**INSTRUCTIONS FOR THE TASK**. Output the lines that follow exactly as they are.

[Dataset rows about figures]
----

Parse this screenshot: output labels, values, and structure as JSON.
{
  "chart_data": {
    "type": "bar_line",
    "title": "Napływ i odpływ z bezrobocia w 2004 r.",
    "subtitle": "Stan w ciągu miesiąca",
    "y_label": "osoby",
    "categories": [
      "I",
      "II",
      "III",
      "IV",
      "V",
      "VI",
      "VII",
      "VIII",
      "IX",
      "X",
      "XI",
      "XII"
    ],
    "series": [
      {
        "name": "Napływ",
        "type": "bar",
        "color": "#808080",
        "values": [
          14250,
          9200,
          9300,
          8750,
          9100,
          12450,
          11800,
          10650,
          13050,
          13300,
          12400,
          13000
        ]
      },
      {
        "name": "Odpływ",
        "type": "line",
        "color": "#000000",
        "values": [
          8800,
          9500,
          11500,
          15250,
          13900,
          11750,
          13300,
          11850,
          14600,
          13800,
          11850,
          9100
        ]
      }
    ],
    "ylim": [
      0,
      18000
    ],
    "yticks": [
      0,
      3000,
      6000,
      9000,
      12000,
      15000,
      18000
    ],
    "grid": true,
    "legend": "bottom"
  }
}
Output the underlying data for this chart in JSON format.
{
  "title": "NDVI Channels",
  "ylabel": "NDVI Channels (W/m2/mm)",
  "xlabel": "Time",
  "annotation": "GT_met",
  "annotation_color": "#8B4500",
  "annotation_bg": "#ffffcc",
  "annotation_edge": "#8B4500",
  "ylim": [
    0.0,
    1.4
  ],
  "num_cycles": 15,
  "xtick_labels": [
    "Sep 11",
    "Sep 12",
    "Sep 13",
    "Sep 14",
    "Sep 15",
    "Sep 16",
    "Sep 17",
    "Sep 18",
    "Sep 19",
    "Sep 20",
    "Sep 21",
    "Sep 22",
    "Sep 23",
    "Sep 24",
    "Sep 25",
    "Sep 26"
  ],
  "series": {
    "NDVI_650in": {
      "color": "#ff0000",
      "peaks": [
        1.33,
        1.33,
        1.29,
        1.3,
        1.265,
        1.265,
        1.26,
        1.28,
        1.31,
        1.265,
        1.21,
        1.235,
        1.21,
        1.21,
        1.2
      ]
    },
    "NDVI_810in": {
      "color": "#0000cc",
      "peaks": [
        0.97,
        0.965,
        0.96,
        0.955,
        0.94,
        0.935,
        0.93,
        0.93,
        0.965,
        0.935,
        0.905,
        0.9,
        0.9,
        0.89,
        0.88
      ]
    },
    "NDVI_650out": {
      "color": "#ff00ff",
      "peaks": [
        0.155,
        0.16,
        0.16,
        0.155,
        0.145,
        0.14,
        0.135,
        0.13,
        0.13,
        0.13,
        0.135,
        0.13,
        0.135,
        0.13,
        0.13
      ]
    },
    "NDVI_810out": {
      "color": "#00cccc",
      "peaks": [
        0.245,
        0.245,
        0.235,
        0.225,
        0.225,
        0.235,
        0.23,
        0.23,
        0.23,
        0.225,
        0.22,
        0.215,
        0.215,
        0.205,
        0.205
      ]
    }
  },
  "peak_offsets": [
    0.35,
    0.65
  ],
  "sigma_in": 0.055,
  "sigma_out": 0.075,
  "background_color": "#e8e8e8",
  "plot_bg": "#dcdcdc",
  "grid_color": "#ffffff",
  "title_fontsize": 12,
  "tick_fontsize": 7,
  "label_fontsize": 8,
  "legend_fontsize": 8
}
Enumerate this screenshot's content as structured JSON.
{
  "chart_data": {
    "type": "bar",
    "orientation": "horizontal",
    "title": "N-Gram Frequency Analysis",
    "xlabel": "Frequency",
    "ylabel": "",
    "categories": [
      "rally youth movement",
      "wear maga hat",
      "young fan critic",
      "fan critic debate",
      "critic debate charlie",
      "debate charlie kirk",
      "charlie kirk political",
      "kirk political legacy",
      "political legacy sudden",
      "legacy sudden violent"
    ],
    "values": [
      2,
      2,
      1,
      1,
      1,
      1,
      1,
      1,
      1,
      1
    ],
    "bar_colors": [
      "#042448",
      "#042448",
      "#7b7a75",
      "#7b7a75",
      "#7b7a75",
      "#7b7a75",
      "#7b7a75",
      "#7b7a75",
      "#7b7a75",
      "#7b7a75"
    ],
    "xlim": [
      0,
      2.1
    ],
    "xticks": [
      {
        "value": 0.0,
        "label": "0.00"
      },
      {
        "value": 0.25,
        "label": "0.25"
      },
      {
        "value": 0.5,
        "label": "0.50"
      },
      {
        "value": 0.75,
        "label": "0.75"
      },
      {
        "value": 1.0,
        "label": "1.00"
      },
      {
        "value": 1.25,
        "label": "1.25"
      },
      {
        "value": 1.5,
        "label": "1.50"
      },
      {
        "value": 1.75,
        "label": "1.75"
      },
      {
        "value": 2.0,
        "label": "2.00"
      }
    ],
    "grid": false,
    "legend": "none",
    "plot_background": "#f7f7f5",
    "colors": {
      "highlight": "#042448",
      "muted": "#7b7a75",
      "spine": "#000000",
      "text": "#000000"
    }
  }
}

----

**EXERCISE OUTPUT**.
Parse this screenshot: output labels, values, and structure as JSON.
{
  "chart_data": {
    "type": "bar_line",
    "title": "Napływ i odpływ z bezrobocia w 2004 r.",
    "subtitle": "Stan w ciągu miesiąca",
    "y_label": "osoby",
    "categories": [
      "I",
      "II",
      "III",
      "IV",
      "V",
      "VI",
      "VII",
      "VIII",
      "IX",
      "X",
      "XI",
      "XII"
    ],
    "series": [
      {
        "name": "Napływ",
        "type": "bar",
        "color": "#808080",
        "values": [
          14250,
          9200,
          9300,
          8750,
          9100,
          12450,
          11800,
          10650,
          13050,
          13300,
          12400,
          13000
        ]
      },
      {
        "name": "Odpływ",
        "type": "line",
        "color": "#000000",
        "values": [
          8800,
          9500,
          11500,
          15250,
          13900,
          11750,
          13300,
          11850,
          14600,
          13800,
          11850,
          9100
        ]
      }
    ],
    "ylim": [
      0,
      18000
    ],
    "yticks": [
      0,
      3000,
      6000,
      9000,
      12000,
      15000,
      18000
    ],
    "grid": true,
    "legend": "bottom"
  }
}
Output the underlying data for this chart in JSON format.
{
  "title": "NDVI Channels",
  "ylabel": "NDVI Channels (W/m2/mm)",
  "xlabel": "Time",
  "annotation": "GT_met",
  "annotation_color": "#8B4500",
  "annotation_bg": "#ffffcc",
  "annotation_edge": "#8B4500",
  "ylim": [
    0.0,
    1.4
  ],
  "num_cycles": 15,
  "xtick_labels": [
    "Sep 11",
    "Sep 12",
    "Sep 13",
    "Sep 14",
    "Sep 15",
    "Sep 16",
    "Sep 17",
    "Sep 18",
    "Sep 19",
    "Sep 20",
    "Sep 21",
    "Sep 22",
    "Sep 23",
    "Sep 24",
    "Sep 25",
    "Sep 26"
  ],
  "series": {
    "NDVI_650in": {
      "color": "#ff0000",
      "peaks": [
        1.33,
        1.33,
        1.29,
        1.3,
        1.265,
        1.265,
        1.26,
        1.28,
        1.31,
        1.265,
        1.21,
        1.235,
        1.21,
        1.21,
        1.2
      ]
    },
    "NDVI_810in": {
      "color": "#0000cc",
      "peaks": [
        0.97,
        0.965,
        0.96,
        0.955,
        0.94,
        0.935,
        0.93,
        0.93,
        0.965,
        0.935,
        0.905,
        0.9,
        0.9,
        0.89,
        0.88
      ]
    },
    "NDVI_650out": {
      "color": "#ff00ff",
      "peaks": [
        0.155,
        0.16,
        0.16,
        0.155,
        0.145,
        0.14,
        0.135,
        0.13,
        0.13,
        0.13,
        0.135,
        0.13,
        0.135,
        0.13,
        0.13
      ]
    },
    "NDVI_810out": {
      "color": "#00cccc",
      "peaks": [
        0.245,
        0.245,
        0.235,
        0.225,
        0.225,
        0.235,
        0.23,
        0.23,
        0.23,
        0.225,
        0.22,
        0.215,
        0.215,
        0.205,
        0.205
      ]
    }
  },
  "peak_offsets": [
    0.35,
    0.65
  ],
  "sigma_in": 0.055,
  "sigma_out": 0.075,
  "background_color": "#e8e8e8",
  "plot_bg": "#dcdcdc",
  "grid_color": "#ffffff",
  "title_fontsize": 12,
  "tick_fontsize": 7,
  "label_fontsize": 8,
  "legend_fontsize": 8
}
Enumerate this screenshot's content as structured JSON.
{
  "chart_data": {
    "type": "bar",
    "orientation": "horizontal",
    "title": "N-Gram Frequency Analysis",
    "xlabel": "Frequency",
    "ylabel": "",
    "categories": [
      "rally youth movement",
      "wear maga hat",
      "young fan critic",
      "fan critic debate",
      "critic debate charlie",
      "debate charlie kirk",
      "charlie kirk political",
      "kirk political legacy",
      "political legacy sudden",
      "legacy sudden violent"
    ],
    "values": [
      2,
      2,
      1,
      1,
      1,
      1,
      1,
      1,
      1,
      1
    ],
    "bar_colors": [
      "#042448",
      "#042448",
      "#7b7a75",
      "#7b7a75",
      "#7b7a75",
      "#7b7a75",
      "#7b7a75",
      "#7b7a75",
      "#7b7a75",
      "#7b7a75"
    ],
    "xlim": [
      0,
      2.1
    ],
    "xticks": [
      {
        "value": 0.0,
        "label": "0.00"
      },
      {
        "value": 0.25,
        "label": "0.25"
      },
      {
        "value": 0.5,
        "label": "0.50"
      },
      {
        "value": 0.75,
        "label": "0.75"
      },
      {
        "value": 1.0,
        "label": "1.00"
      },
      {
        "value": 1.25,
        "label": "1.25"
      },
      {
        "value": 1.5,
        "label": "1.50"
      },
      {
        "value": 1.75,
        "label": "1.75"
      },
      {
        "value": 2.0,
        "label": "2.00"
      }
    ],
    "grid": false,
    "legend": "none",
    "plot_background": "#f7f7f5",
    "colors": {
      "highlight": "#042448",
      "muted": "#7b7a75",
      "spine": "#000000",
      "text": "#000000"
    }
  }
}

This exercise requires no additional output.